# start of Given data

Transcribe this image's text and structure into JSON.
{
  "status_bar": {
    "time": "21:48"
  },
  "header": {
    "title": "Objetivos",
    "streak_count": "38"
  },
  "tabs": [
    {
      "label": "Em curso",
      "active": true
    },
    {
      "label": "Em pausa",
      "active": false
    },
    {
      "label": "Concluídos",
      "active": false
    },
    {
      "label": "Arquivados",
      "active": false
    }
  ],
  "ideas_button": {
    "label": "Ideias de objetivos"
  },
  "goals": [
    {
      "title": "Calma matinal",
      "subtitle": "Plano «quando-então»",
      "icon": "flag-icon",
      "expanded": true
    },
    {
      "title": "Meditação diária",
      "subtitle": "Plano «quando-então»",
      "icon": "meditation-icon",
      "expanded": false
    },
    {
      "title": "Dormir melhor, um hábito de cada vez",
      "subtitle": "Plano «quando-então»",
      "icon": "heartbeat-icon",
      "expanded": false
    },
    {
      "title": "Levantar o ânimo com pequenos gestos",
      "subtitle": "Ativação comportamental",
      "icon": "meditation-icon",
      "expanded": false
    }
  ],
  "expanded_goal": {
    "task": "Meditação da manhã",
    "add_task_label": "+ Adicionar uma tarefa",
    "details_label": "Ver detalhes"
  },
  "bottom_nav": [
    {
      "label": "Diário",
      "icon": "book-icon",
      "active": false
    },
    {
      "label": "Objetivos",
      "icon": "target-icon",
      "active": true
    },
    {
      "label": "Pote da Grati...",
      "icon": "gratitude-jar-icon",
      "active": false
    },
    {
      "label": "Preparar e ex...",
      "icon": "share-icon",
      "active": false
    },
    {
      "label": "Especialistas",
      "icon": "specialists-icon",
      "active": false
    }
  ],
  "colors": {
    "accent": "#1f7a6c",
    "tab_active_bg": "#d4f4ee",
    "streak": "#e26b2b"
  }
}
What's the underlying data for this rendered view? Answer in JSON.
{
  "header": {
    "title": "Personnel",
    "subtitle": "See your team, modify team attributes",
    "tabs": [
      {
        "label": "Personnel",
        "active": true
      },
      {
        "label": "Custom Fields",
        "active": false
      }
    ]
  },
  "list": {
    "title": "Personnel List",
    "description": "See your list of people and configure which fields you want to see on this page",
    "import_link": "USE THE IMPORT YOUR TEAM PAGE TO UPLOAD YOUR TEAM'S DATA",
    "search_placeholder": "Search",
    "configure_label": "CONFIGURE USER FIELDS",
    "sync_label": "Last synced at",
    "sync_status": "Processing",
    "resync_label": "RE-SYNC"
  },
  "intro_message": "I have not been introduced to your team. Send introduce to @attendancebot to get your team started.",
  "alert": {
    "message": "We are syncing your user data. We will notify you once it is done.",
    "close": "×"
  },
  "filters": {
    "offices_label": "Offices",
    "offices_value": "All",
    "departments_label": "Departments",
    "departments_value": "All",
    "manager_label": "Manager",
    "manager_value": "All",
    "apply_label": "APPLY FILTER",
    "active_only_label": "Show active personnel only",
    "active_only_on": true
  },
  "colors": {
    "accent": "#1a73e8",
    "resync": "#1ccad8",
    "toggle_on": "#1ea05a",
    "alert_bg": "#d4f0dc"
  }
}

# end of Given data

• [Work required] Copy out each line exactly as written.

• [Task response]
Transcribe this image's text and structure into JSON.
{
  "status_bar": {
    "time": "21:48"
  },
  "header": {
    "title": "Objetivos",
    "streak_count": "38"
  },
  "tabs": [
    {
      "label": "Em curso",
      "active": true
    },
    {
      "label": "Em pausa",
      "active": false
    },
    {
      "label": "Concluídos",
      "active": false
    },
    {
      "label": "Arquivados",
      "active": false
    }
  ],
  "ideas_button": {
    "label": "Ideias de objetivos"
  },
  "goals": [
    {
      "title": "Calma matinal",
      "subtitle": "Plano «quando-então»",
      "icon": "flag-icon",
      "expanded": true
    },
    {
      "title": "Meditação diária",
      "subtitle": "Plano «quando-então»",
      "icon": "meditation-icon",
      "expanded": false
    },
    {
      "title": "Dormir melhor, um hábito de cada vez",
      "subtitle": "Plano «quando-então»",
      "icon": "heartbeat-icon",
      "expanded": false
    },
    {
      "title": "Levantar o ânimo com pequenos gestos",
      "subtitle": "Ativação comportamental",
      "icon": "meditation-icon",
      "expanded": false
    }
  ],
  "expanded_goal": {
    "task": "Meditação da manhã",
    "add_task_label": "+ Adicionar uma tarefa",
    "details_label": "Ver detalhes"
  },
  "bottom_nav": [
    {
      "label": "Diário",
      "icon": "book-icon",
      "active": false
    },
    {
      "label": "Objetivos",
      "icon": "target-icon",
      "active": true
    },
    {
      "label": "Pote da Grati...",
      "icon": "gratitude-jar-icon",
      "active": false
    },
    {
      "label": "Preparar e ex...",
      "icon": "share-icon",
      "active": false
    },
    {
      "label": "Especialistas",
      "icon": "specialists-icon",
      "active": false
    }
  ],
  "colors": {
    "accent": "#1f7a6c",
    "tab_active_bg": "#d4f4ee",
    "streak": "#e26b2b"
  }
}
What's the underlying data for this rendered view? Answer in JSON.
{
  "header": {
    "title": "Personnel",
    "subtitle": "See your team, modify team attributes",
    "tabs": [
      {
        "label": "Personnel",
        "active": true
      },
      {
        "label": "Custom Fields",
        "active": false
      }
    ]
  },
  "list": {
    "title": "Personnel List",
    "description": "See your list of people and configure which fields you want to see on this page",
    "import_link": "USE THE IMPORT YOUR TEAM PAGE TO UPLOAD YOUR TEAM'S DATA",
    "search_placeholder": "Search",
    "configure_label": "CONFIGURE USER FIELDS",
    "sync_label": "Last synced at",
    "sync_status": "Processing",
    "resync_label": "RE-SYNC"
  },
  "intro_message": "I have not been introduced to your team. Send introduce to @attendancebot to get your team started.",
  "alert": {
    "message": "We are syncing your user data. We will notify you once it is done.",
    "close": "×"
  },
  "filters": {
    "offices_label": "Offices",
    "offices_value": "All",
    "departments_label": "Departments",
    "departments_value": "All",
    "manager_label": "Manager",
    "manager_value": "All",
    "apply_label": "APPLY FILTER",
    "active_only_label": "Show active personnel only",
    "active_only_on": true
  },
  "colors": {
    "accent": "#1a73e8",
    "resync": "#1ccad8",
    "toggle_on": "#1ea05a",
    "alert_bg": "#d4f0dc"
  }
}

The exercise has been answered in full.